[Problem]
Retype everything from the line containing "Give me the" down to the line containing "- x-tick-label: 10: [707, 352, 723, 368]", keeping each line unchanged.

[Dataset records]
— start —

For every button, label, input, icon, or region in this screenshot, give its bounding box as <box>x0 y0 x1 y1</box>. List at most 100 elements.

— end —
— start —

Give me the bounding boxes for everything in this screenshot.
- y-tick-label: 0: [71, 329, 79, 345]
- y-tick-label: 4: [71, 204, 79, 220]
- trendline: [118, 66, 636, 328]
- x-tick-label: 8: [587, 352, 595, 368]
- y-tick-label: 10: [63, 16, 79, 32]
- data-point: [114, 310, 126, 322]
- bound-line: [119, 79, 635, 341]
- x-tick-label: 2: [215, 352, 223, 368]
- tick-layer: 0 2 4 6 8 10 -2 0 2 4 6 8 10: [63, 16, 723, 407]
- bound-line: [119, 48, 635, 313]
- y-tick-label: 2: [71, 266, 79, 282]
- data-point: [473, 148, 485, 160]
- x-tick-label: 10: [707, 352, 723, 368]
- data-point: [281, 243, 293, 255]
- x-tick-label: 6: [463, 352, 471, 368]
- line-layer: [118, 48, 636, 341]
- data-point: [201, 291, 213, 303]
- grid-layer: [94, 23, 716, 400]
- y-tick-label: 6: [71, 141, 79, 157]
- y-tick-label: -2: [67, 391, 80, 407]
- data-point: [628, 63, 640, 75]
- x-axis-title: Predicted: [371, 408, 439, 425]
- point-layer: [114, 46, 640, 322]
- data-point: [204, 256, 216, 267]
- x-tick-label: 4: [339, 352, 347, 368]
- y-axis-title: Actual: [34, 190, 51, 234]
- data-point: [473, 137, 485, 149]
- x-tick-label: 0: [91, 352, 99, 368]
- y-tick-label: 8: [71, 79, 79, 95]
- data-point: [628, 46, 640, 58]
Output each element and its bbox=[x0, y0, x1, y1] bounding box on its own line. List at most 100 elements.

— end —

[Complete response]
Give me the bounding boxes for everything in this screenshot.
- y-tick-label: 0: [71, 329, 79, 345]
- y-tick-label: 4: [71, 204, 79, 220]
- trendline: [118, 66, 636, 328]
- x-tick-label: 8: [587, 352, 595, 368]
- y-tick-label: 10: [63, 16, 79, 32]
- data-point: [114, 310, 126, 322]
- bound-line: [119, 79, 635, 341]
- x-tick-label: 2: [215, 352, 223, 368]
- tick-layer: 0 2 4 6 8 10 -2 0 2 4 6 8 10: [63, 16, 723, 407]
- bound-line: [119, 48, 635, 313]
- y-tick-label: 2: [71, 266, 79, 282]
- data-point: [473, 148, 485, 160]
- x-tick-label: 10: [707, 352, 723, 368]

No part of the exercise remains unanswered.